Extrait du texte

Déposée sous la présidence Trump, la plainte remonte à cinq ans. Le procès s’ouvre dans un contexte tendu pour le géant californien, déjà confronté à une centaine d’assignations en justice en France pour pratiques déloyales, à des polémiques autour de son IA, à des accusations de violation de droits d’auteur et à des plaintes pour publicités trompeuses.
Une procédure aux conséquences majeures
Le procès tournera largement autour d’une question décisive : TikTok et YouTube font-ils partie du même marché que Facebook et Instagram ? Pour la FTC, Meta domine les “réseaux sociaux personnels”, un segment qu’elle isole en excluant ces deux géants de la vidéo. À l’inverse, Meta fonde sa défense sur leur inclusion, affirmant qu’ils captent le même public, le même temps d’attention, et concurrencent directement ses produits. Ce débat sur la définition du marché sera au cœur des huit semaines d’audience.

Informations enregistrées
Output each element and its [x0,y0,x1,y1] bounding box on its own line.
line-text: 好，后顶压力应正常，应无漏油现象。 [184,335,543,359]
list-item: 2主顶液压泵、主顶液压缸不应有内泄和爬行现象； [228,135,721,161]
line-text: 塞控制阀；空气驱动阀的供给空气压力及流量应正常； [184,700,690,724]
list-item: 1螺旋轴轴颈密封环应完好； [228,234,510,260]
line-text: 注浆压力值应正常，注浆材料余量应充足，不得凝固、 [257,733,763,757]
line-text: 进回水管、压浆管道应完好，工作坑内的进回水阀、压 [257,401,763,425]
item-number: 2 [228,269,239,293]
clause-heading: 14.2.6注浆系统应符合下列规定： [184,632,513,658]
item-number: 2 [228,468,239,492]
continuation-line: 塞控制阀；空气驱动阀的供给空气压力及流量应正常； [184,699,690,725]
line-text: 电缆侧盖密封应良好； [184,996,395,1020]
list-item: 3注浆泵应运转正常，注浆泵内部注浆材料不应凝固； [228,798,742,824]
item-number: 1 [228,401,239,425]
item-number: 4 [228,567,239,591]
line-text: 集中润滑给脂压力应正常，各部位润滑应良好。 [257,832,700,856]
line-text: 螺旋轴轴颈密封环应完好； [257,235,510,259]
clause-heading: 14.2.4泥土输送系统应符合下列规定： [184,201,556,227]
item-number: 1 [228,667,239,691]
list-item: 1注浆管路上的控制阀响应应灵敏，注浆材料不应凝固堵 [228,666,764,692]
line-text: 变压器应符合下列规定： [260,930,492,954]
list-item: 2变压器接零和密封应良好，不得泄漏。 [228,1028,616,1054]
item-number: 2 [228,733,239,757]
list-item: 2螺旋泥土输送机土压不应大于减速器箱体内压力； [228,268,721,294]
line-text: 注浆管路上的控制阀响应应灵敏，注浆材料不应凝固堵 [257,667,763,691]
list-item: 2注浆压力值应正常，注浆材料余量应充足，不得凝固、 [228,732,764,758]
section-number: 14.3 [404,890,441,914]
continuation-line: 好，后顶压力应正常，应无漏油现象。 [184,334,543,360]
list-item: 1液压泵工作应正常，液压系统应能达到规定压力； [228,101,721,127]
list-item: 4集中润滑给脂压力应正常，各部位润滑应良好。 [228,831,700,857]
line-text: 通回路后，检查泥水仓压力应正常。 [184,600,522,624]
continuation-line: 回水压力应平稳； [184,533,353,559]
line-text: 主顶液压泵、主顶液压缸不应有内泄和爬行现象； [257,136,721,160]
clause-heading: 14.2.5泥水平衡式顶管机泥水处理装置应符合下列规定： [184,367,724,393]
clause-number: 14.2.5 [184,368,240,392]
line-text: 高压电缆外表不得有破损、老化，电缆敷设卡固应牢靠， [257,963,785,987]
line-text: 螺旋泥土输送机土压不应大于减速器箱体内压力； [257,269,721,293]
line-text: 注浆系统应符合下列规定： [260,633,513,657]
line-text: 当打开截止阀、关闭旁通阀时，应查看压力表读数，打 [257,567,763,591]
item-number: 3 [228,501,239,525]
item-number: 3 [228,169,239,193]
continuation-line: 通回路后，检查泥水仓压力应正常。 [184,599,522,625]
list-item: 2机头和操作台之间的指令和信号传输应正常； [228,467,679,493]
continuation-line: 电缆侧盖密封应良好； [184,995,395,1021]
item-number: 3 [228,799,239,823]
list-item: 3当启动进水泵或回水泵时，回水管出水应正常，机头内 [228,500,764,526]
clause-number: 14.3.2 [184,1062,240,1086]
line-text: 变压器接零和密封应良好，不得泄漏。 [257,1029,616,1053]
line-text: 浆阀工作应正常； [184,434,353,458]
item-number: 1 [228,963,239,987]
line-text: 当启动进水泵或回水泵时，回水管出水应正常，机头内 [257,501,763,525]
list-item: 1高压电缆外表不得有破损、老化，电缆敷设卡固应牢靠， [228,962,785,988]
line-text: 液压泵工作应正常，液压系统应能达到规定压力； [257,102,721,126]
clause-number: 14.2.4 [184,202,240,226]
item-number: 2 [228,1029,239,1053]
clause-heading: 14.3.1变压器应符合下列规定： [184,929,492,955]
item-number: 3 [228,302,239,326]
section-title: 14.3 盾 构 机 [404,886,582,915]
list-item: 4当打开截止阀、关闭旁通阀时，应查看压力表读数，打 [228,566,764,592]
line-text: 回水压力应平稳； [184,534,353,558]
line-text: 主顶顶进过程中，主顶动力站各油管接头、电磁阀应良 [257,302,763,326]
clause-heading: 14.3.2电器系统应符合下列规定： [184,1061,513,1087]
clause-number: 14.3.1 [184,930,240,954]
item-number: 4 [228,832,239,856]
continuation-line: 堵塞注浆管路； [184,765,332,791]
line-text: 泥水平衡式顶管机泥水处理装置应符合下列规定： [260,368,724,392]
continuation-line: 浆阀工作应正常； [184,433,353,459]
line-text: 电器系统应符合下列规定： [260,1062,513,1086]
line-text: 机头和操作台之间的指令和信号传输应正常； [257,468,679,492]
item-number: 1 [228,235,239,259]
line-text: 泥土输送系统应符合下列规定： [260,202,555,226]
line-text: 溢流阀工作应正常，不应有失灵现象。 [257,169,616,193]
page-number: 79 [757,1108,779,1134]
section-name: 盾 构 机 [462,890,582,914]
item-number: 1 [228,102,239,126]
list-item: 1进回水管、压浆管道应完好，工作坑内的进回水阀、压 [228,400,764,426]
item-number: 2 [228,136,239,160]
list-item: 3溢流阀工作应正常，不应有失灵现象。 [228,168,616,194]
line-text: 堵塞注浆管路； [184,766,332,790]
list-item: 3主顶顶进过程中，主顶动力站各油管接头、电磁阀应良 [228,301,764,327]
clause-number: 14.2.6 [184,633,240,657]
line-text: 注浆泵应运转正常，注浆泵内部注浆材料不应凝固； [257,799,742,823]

Tâches à réaliser
1) Reformulez sous forme de liste le paragraphe de l'extrait qui commence par « Le procès tournera largement », en conservant ses faits essentiels.
2) Traduisez en anglais cette phrase de l'extrait : « Déposée sous la présidence Trump, la plainte remonte à cinq ans. »
3) Transcrivez fidèlement le passage de l'extrait qui s'ouvre sur les mots contenant « Une procédure aux » et se clôt sur « huit semaines d’audience. ».

Solutions ci-dessous
1)
- Question centrale du procès : TikTok et YouTube appartiennent-ils au même marché que Facebook et Instagram ?
- Position de la FTC : Meta domine les « réseaux sociaux personnels », un segment qu'elle définit en excluant ces deux géants de la vidéo.
- Défense de Meta : ces plateformes doivent être incluses, car elles captent le même public et le même temps d'attention et concurrencent directement ses produits.
- Ce débat sur la définition du marché sera au cœur des huit semaines d'audience.

2) Filed during the Trump presidency, the complaint dates back five years.

3)
Une procédure aux conséquences majeures
Le procès tournera largement autour d’une question décisive : TikTok et YouTube font-ils partie du même marché que Facebook et Instagram ? Pour la FTC, Meta domine les “réseaux sociaux personnels”, un segment qu’elle isole en excluant ces deux géants de la vidéo. À l’inverse, Meta fonde sa défense sur leur inclusion, affirmant qu’ils captent le même public, le même temps d’attention, et concurrencent directement ses produits. Ce débat sur la définition du marché sera au cœur des huit semaines d’audience.